** Begin Supplied data **

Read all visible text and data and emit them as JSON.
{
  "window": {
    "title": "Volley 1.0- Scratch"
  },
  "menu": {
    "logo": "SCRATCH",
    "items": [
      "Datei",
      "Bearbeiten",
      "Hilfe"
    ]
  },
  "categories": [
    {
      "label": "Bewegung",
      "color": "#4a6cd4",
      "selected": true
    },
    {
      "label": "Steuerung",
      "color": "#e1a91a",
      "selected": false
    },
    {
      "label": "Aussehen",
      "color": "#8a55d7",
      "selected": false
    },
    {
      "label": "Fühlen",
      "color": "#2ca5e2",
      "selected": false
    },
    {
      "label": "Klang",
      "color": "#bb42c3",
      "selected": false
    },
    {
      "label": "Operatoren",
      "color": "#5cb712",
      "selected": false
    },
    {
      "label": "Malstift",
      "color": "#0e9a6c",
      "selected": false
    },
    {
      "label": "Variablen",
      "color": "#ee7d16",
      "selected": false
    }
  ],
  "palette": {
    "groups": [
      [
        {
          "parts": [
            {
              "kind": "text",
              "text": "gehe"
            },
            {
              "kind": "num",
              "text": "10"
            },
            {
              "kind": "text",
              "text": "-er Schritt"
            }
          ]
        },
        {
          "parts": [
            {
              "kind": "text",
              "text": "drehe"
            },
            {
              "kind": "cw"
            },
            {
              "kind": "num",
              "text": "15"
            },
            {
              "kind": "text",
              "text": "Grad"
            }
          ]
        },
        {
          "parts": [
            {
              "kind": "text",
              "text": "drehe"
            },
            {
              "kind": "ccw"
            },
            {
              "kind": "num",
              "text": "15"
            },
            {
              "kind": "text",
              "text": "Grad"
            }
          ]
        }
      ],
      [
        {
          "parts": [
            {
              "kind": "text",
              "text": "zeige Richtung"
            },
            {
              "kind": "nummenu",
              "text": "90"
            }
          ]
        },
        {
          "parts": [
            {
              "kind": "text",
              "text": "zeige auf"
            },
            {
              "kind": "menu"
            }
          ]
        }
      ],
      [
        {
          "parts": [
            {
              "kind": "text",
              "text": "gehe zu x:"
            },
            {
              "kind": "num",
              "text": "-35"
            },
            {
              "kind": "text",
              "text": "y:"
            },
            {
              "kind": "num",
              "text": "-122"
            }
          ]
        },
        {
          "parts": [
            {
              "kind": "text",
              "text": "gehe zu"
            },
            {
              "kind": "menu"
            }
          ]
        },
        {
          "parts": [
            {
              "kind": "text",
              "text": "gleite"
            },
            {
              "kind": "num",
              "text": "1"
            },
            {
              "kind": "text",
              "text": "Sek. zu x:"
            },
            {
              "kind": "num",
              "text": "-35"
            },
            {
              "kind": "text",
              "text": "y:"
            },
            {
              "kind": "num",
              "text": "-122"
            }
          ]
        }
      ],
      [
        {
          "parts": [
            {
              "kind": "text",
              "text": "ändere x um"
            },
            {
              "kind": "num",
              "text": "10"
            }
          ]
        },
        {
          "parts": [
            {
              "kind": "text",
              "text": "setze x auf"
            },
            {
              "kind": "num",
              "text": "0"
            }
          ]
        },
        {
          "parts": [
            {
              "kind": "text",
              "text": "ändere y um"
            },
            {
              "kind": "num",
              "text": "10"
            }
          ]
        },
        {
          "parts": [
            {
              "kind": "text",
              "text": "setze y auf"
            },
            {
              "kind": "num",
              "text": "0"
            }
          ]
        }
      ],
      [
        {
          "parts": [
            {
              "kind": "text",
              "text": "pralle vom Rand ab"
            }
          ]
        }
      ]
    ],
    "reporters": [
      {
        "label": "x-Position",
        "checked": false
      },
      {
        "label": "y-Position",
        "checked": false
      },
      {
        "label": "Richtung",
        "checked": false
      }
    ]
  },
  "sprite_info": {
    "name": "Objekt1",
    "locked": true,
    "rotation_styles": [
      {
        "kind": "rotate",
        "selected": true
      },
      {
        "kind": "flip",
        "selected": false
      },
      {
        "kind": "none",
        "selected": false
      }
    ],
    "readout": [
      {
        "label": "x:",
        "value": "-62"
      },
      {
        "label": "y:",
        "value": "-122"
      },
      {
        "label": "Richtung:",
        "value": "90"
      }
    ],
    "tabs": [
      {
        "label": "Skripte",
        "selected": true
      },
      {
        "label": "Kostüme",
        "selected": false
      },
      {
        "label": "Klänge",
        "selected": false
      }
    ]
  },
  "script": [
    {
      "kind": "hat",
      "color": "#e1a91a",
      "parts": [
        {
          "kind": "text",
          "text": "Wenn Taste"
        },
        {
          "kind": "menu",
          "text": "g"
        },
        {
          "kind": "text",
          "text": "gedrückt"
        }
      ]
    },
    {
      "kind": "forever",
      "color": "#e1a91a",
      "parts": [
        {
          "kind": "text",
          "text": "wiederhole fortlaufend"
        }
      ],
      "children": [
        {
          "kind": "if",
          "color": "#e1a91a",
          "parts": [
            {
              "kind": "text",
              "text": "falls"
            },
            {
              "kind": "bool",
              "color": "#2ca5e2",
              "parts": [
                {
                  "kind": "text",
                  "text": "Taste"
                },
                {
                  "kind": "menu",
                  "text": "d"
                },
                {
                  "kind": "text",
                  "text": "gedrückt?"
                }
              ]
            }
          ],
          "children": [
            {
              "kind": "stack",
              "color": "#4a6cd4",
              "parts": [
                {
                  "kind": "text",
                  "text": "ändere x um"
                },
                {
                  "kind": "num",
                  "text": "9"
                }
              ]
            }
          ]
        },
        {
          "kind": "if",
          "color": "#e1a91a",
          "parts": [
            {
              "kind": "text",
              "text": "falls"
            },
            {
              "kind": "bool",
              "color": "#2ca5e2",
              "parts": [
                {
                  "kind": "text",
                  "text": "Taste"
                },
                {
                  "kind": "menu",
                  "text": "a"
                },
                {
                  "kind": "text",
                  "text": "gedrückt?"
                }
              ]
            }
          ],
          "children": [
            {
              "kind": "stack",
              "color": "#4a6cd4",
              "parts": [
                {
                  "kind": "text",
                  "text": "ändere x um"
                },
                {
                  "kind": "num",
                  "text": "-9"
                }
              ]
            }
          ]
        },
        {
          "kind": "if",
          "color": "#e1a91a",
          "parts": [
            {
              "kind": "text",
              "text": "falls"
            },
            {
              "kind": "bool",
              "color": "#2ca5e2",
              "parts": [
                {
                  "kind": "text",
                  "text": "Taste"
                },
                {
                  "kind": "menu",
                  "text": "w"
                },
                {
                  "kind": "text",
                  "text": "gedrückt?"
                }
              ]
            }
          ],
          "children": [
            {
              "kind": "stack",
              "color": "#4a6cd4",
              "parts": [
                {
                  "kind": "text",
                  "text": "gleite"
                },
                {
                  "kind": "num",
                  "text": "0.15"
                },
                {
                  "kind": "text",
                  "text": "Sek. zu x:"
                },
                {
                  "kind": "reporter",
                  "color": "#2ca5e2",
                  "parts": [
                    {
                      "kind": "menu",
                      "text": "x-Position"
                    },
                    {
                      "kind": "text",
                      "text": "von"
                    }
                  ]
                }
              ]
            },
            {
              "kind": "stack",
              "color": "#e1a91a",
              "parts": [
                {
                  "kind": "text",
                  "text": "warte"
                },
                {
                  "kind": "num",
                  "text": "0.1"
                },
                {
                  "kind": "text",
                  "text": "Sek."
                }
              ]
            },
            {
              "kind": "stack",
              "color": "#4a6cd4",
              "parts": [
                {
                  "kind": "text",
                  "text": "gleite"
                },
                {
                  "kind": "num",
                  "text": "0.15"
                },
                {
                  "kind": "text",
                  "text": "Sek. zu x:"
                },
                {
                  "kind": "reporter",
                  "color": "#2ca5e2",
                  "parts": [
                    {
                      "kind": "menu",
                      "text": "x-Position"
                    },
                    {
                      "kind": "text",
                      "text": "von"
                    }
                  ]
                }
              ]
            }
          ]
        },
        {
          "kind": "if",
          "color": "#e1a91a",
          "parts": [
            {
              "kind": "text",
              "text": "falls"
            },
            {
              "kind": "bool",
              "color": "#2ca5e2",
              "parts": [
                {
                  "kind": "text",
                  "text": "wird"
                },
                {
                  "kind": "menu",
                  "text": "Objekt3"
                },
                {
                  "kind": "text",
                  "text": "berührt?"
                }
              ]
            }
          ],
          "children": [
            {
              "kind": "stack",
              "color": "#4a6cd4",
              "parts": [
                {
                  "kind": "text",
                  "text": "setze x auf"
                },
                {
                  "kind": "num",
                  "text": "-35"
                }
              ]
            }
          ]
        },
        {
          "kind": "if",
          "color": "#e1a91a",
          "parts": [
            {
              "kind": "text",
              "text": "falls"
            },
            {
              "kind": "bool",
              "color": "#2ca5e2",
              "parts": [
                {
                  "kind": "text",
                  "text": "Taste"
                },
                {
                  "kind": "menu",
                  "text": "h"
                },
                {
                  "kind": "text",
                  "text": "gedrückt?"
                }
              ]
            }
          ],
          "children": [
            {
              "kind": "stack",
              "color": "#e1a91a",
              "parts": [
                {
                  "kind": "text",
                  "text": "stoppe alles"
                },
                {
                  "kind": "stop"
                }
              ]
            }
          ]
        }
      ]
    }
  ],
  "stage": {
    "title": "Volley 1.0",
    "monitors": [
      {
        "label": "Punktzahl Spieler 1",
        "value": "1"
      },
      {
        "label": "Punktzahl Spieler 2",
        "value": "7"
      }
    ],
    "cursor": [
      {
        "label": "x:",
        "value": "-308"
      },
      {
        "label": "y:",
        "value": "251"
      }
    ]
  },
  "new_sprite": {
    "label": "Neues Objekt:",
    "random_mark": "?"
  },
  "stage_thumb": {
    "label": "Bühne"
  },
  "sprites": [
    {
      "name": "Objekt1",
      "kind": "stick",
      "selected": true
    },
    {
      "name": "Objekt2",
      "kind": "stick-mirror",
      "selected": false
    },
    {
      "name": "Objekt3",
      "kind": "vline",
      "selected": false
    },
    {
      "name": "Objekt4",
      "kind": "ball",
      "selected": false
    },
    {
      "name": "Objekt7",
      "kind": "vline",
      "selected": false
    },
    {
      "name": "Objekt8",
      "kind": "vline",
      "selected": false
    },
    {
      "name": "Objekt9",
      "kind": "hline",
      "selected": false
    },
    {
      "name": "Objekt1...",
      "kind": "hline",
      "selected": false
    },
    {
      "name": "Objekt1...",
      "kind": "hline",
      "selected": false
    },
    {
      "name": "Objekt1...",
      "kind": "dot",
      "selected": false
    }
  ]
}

** End Supplied data **

The exercise = Check each line of the records for the word "Richtung" and extract those that contain it.

Output below =
              "text": "zeige Richtung"
        "label": "Richtung",
        "label": "Richtung:",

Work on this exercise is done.